TASK OBJECTIVE: Answer with one number: the count of lines in the listing below that hold the word "onmicrosoft".

SUPPLIED DATA:
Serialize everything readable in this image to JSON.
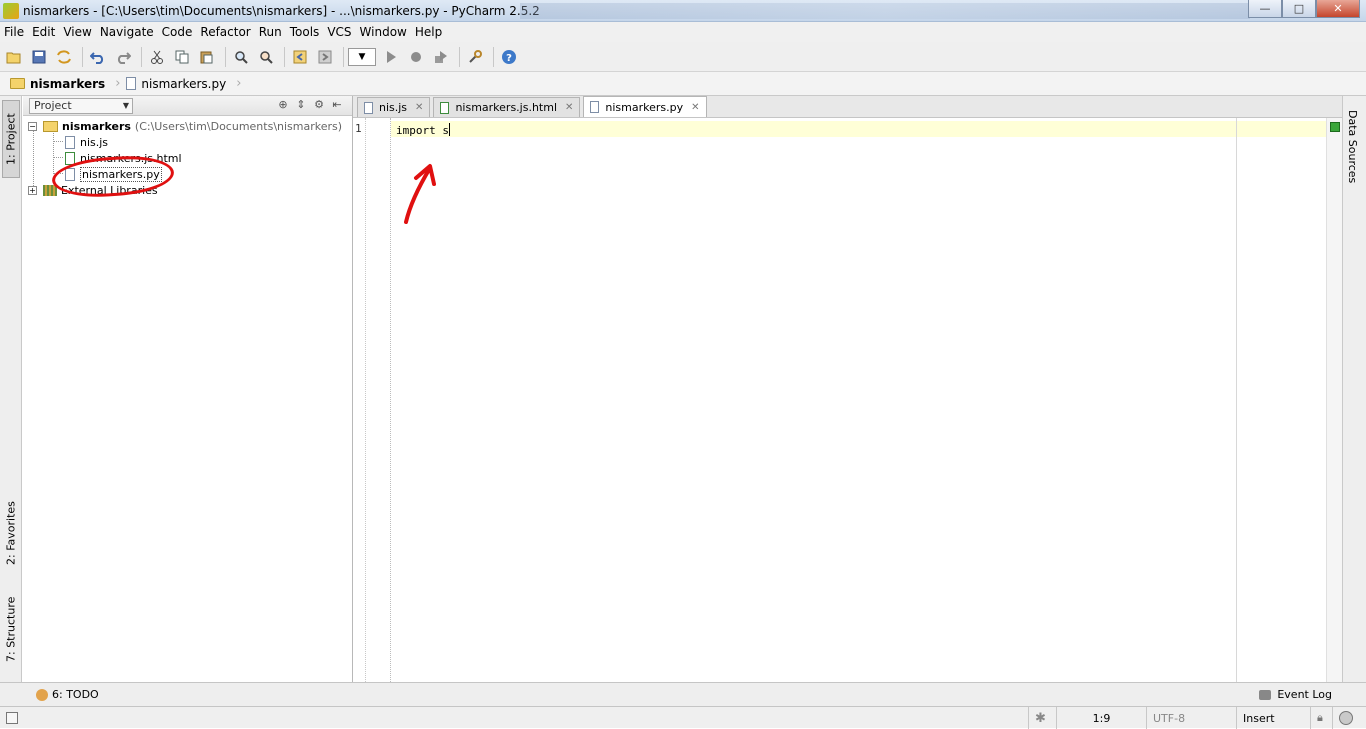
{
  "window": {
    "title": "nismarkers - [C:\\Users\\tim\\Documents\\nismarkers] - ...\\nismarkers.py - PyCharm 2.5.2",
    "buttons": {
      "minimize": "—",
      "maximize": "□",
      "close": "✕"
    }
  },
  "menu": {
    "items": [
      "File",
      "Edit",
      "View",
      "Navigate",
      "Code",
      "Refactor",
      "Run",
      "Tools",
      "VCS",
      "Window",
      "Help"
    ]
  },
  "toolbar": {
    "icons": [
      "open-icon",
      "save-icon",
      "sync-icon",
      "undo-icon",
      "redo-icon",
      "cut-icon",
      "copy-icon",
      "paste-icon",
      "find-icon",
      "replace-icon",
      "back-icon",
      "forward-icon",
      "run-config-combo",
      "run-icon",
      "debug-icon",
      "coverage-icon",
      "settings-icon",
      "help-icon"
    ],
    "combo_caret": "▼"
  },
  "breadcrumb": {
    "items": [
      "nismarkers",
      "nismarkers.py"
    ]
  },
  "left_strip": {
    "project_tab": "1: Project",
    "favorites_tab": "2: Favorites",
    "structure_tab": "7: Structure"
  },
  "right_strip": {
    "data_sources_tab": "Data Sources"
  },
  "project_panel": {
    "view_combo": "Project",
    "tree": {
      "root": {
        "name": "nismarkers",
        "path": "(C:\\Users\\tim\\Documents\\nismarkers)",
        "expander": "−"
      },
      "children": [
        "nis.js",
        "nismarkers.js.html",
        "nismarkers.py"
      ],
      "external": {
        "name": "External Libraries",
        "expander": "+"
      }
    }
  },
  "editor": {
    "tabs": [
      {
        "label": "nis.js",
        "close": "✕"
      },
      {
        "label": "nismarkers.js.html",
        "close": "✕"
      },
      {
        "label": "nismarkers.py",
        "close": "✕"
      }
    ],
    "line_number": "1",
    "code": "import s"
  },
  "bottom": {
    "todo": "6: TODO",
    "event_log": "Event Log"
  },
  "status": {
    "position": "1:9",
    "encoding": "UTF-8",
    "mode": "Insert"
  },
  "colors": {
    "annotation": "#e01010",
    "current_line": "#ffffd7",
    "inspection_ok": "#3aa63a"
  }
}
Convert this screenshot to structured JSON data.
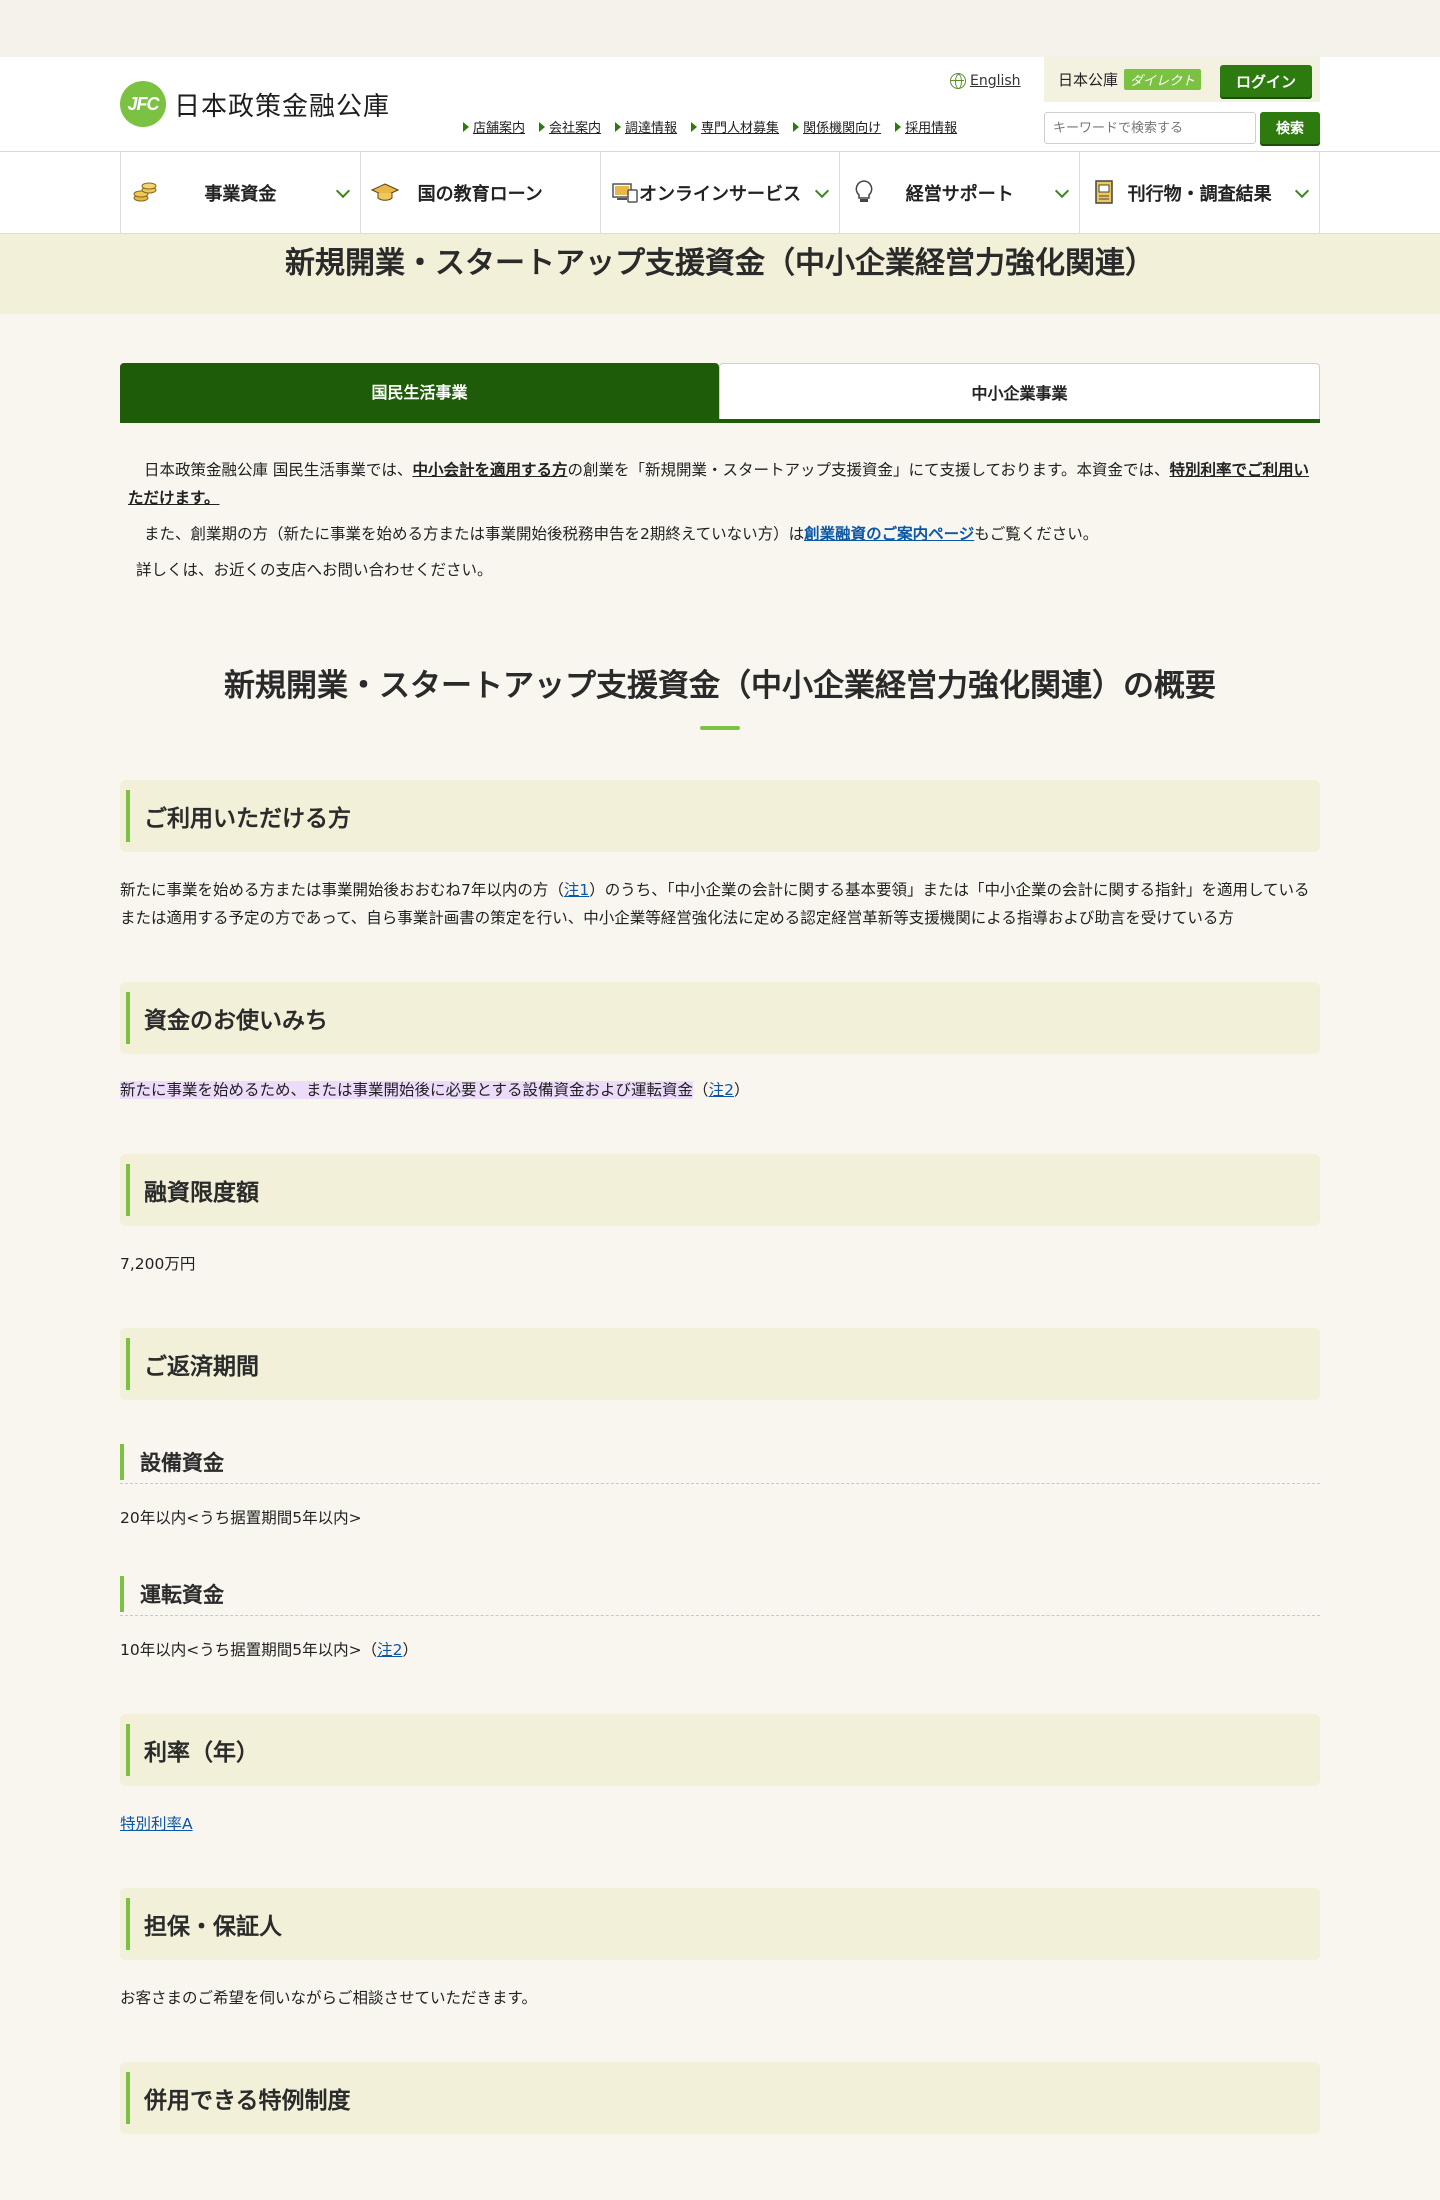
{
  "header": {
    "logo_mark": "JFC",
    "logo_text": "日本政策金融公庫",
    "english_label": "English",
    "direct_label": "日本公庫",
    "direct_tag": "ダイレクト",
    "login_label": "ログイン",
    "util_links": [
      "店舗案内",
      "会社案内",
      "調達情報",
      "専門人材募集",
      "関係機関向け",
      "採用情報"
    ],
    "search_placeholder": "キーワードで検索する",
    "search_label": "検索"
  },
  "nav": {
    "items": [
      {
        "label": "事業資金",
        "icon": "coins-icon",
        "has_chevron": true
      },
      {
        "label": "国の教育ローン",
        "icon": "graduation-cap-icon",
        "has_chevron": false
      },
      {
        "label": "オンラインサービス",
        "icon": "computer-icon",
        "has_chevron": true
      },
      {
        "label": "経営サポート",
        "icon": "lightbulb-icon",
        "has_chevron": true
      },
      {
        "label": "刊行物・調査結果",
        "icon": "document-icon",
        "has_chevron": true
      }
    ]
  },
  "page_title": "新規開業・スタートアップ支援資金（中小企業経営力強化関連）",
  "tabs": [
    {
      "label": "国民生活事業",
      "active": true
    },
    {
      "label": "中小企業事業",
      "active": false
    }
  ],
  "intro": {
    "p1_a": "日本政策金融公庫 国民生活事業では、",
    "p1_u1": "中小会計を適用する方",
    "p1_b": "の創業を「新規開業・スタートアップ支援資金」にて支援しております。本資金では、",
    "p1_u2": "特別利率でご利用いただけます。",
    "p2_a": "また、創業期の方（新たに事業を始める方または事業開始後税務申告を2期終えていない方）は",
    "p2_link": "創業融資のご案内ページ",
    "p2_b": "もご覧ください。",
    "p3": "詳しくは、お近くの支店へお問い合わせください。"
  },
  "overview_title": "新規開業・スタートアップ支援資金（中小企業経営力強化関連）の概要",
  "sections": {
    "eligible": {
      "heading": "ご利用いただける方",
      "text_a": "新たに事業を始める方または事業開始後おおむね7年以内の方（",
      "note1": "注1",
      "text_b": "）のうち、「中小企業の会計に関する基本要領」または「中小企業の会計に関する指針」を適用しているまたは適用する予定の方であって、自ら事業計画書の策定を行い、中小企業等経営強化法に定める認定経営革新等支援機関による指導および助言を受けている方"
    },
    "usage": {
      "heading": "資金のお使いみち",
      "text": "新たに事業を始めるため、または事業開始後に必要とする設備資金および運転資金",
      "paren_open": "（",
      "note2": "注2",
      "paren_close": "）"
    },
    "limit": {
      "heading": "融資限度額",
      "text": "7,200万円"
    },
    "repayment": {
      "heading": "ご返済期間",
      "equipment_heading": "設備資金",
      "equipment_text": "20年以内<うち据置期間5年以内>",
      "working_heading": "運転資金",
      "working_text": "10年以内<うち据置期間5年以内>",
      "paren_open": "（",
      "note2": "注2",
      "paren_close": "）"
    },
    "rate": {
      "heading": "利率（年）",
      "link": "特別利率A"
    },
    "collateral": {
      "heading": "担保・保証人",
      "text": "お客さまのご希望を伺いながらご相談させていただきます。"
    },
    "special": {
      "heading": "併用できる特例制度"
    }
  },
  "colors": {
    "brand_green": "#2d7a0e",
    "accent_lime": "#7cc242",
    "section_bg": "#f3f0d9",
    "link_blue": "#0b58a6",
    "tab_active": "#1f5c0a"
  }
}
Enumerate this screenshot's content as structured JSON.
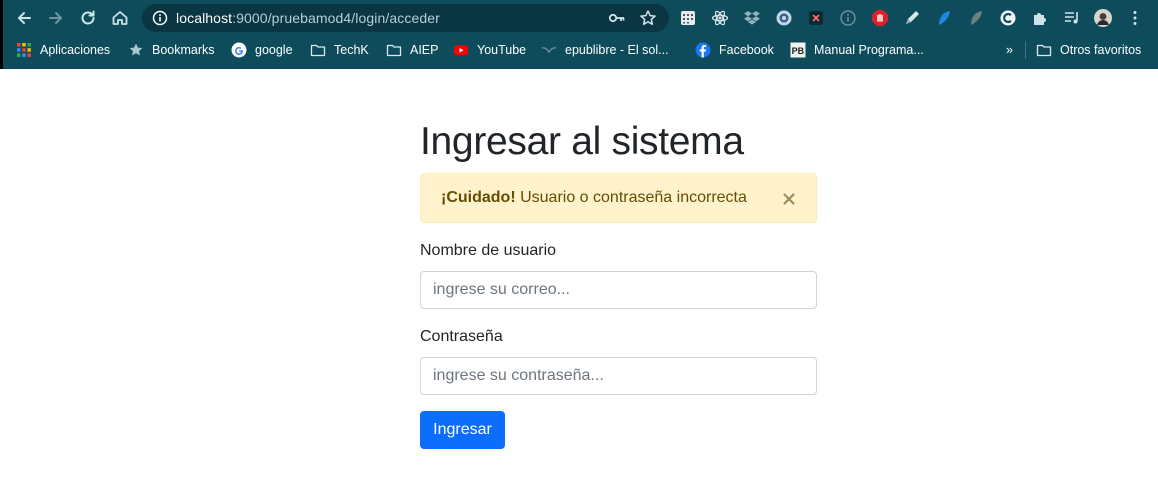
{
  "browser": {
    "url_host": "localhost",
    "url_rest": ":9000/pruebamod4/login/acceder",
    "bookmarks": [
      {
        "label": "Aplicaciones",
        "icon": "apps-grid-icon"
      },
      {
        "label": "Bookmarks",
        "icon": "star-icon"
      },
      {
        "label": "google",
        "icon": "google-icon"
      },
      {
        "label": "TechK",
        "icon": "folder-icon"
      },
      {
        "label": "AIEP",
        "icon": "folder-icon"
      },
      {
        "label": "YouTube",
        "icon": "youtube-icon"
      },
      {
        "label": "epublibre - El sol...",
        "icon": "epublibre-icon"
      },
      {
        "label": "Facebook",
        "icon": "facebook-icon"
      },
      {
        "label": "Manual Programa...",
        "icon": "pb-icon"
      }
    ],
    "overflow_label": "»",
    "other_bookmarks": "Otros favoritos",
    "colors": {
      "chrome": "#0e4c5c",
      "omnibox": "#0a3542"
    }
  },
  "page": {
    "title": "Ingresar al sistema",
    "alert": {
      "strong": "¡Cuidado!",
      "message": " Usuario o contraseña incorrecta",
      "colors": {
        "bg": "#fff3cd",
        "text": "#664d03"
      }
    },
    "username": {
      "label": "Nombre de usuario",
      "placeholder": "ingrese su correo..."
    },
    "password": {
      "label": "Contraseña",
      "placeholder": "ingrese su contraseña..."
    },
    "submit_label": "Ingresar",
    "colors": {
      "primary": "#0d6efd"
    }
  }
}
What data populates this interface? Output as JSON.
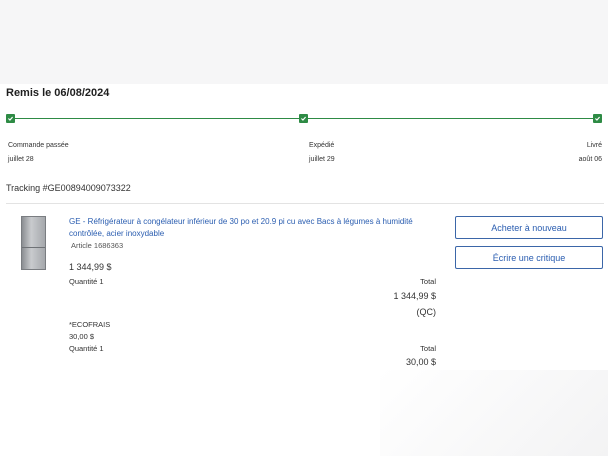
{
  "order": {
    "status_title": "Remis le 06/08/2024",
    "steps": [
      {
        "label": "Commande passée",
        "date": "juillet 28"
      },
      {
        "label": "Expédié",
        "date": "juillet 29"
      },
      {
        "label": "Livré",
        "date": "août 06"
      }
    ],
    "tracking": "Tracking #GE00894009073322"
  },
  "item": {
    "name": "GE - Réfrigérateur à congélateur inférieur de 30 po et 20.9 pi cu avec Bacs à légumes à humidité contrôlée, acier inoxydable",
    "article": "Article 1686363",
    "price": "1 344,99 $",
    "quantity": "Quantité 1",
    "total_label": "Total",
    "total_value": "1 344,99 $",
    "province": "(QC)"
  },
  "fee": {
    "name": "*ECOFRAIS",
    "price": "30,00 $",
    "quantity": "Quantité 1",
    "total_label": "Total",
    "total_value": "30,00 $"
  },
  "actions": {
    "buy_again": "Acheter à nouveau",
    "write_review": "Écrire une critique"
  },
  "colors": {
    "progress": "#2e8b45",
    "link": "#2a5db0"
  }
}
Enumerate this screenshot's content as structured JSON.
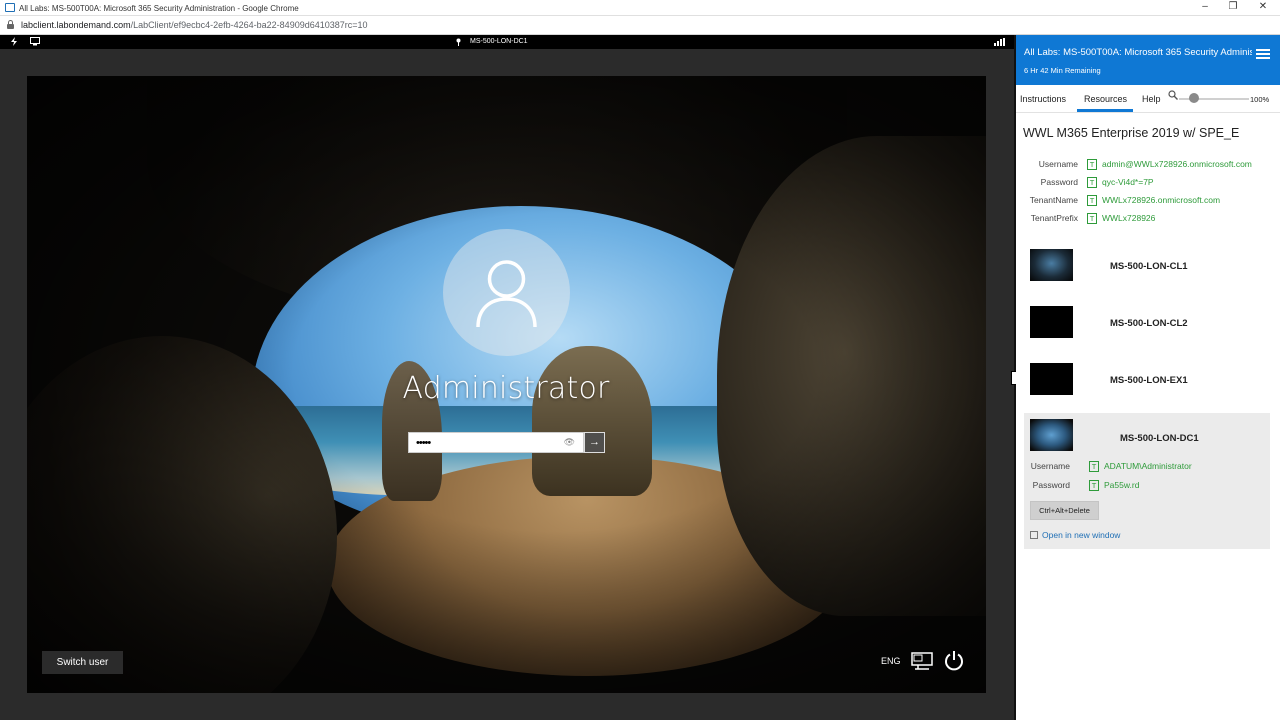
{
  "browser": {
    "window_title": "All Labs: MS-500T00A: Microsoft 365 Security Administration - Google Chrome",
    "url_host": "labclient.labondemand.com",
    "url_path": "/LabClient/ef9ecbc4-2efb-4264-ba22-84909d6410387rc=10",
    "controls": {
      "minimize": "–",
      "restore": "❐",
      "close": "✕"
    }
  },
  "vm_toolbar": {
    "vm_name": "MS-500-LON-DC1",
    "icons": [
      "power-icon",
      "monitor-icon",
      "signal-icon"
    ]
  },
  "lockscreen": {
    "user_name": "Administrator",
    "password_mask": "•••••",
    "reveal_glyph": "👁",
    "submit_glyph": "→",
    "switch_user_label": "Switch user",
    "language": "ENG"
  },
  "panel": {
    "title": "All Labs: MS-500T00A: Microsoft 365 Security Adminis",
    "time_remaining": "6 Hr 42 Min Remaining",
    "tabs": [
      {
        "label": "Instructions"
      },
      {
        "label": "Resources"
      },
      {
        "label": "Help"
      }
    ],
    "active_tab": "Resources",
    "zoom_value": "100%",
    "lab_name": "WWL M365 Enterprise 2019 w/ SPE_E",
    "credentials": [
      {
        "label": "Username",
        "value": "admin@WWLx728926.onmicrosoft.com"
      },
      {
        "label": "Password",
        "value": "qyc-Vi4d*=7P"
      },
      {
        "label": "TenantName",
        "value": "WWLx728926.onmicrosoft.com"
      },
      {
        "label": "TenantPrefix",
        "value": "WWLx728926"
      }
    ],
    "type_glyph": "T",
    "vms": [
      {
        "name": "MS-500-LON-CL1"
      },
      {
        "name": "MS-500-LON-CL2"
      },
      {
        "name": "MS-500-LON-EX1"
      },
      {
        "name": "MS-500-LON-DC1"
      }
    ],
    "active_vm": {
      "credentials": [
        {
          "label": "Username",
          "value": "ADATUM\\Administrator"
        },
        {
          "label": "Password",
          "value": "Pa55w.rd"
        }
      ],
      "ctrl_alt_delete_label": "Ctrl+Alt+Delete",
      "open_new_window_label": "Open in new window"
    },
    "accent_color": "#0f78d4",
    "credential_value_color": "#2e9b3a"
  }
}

OUTPUT BELOW: 2